> _DATA IN THIS EXERCISE_
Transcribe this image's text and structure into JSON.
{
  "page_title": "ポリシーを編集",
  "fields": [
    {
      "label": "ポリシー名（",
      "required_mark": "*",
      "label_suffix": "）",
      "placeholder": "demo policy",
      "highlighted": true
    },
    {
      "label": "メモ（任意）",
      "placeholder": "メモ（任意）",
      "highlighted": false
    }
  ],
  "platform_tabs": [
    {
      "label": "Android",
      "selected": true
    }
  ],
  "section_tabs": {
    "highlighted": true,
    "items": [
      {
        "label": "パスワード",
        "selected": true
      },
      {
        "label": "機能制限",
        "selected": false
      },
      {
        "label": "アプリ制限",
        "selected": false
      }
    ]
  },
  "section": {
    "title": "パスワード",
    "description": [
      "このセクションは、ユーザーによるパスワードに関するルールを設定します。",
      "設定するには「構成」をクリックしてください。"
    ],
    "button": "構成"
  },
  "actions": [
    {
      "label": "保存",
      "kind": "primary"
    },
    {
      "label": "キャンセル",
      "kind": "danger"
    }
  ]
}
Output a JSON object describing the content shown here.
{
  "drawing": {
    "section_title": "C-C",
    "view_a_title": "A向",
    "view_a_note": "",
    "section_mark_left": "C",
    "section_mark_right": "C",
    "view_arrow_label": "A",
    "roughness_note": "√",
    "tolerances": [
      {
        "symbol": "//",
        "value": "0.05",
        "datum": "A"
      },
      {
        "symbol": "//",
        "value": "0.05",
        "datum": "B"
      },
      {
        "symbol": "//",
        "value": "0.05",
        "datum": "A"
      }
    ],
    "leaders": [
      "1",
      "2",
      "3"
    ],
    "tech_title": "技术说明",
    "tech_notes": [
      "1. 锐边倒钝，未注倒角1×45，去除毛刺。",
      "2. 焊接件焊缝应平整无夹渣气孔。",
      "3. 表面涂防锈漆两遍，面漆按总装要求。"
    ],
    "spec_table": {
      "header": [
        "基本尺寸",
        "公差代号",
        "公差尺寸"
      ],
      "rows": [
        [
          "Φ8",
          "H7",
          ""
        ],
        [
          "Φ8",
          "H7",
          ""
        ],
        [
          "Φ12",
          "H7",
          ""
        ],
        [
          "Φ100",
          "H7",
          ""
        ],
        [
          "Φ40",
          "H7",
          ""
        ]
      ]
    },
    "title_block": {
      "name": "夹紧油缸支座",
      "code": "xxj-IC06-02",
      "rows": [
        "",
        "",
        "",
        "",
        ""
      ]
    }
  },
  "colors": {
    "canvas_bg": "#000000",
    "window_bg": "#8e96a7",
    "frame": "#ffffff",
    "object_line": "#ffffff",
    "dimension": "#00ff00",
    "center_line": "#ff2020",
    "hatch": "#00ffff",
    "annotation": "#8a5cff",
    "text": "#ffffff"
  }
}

> _SET EXERCISE_
All of the material above needs to be copied exactly.

> _SOLUTION TO THIS EXERCISE_
Transcribe this image's text and structure into JSON.
{
  "page_title": "ポリシーを編集",
  "fields": [
    {
      "label": "ポリシー名（",
      "required_mark": "*",
      "label_suffix": "）",
      "placeholder": "demo policy",
      "highlighted": true
    },
    {
      "label": "メモ（任意）",
      "placeholder": "メモ（任意）",
      "highlighted": false
    }
  ],
  "platform_tabs": [
    {
      "label": "Android",
      "selected": true
    }
  ],
  "section_tabs": {
    "highlighted": true,
    "items": [
      {
        "label": "パスワード",
        "selected": true
      },
      {
        "label": "機能制限",
        "selected": false
      },
      {
        "label": "アプリ制限",
        "selected": false
      }
    ]
  },
  "section": {
    "title": "パスワード",
    "description": [
      "このセクションは、ユーザーによるパスワードに関するルールを設定します。",
      "設定するには「構成」をクリックしてください。"
    ],
    "button": "構成"
  },
  "actions": [
    {
      "label": "保存",
      "kind": "primary"
    },
    {
      "label": "キャンセル",
      "kind": "danger"
    }
  ]
}
Output a JSON object describing the content shown here.
{
  "drawing": {
    "section_title": "C-C",
    "view_a_title": "A向",
    "view_a_note": "",
    "section_mark_left": "C",
    "section_mark_right": "C",
    "view_arrow_label": "A",
    "roughness_note": "√",
    "tolerances": [
      {
        "symbol": "//",
        "value": "0.05",
        "datum": "A"
      },
      {
        "symbol": "//",
        "value": "0.05",
        "datum": "B"
      },
      {
        "symbol": "//",
        "value": "0.05",
        "datum": "A"
      }
    ],
    "leaders": [
      "1",
      "2",
      "3"
    ],
    "tech_title": "技术说明",
    "tech_notes": [
      "1. 锐边倒钝，未注倒角1×45，去除毛刺。",
      "2. 焊接件焊缝应平整无夹渣气孔。",
      "3. 表面涂防锈漆两遍，面漆按总装要求。"
    ],
    "spec_table": {
      "header": [
        "基本尺寸",
        "公差代号",
        "公差尺寸"
      ],
      "rows": [
        [
          "Φ8",
          "H7",
          ""
        ],
        [
          "Φ8",
          "H7",
          ""
        ],
        [
          "Φ12",
          "H7",
          ""
        ],
        [
          "Φ100",
          "H7",
          ""
        ],
        [
          "Φ40",
          "H7",
          ""
        ]
      ]
    },
    "title_block": {
      "name": "夹紧油缸支座",
      "code": "xxj-IC06-02",
      "rows": [
        "",
        "",
        "",
        "",
        ""
      ]
    }
  },
  "colors": {
    "canvas_bg": "#000000",
    "window_bg": "#8e96a7",
    "frame": "#ffffff",
    "object_line": "#ffffff",
    "dimension": "#00ff00",
    "center_line": "#ff2020",
    "hatch": "#00ffff",
    "annotation": "#8a5cff",
    "text": "#ffffff"
  }
}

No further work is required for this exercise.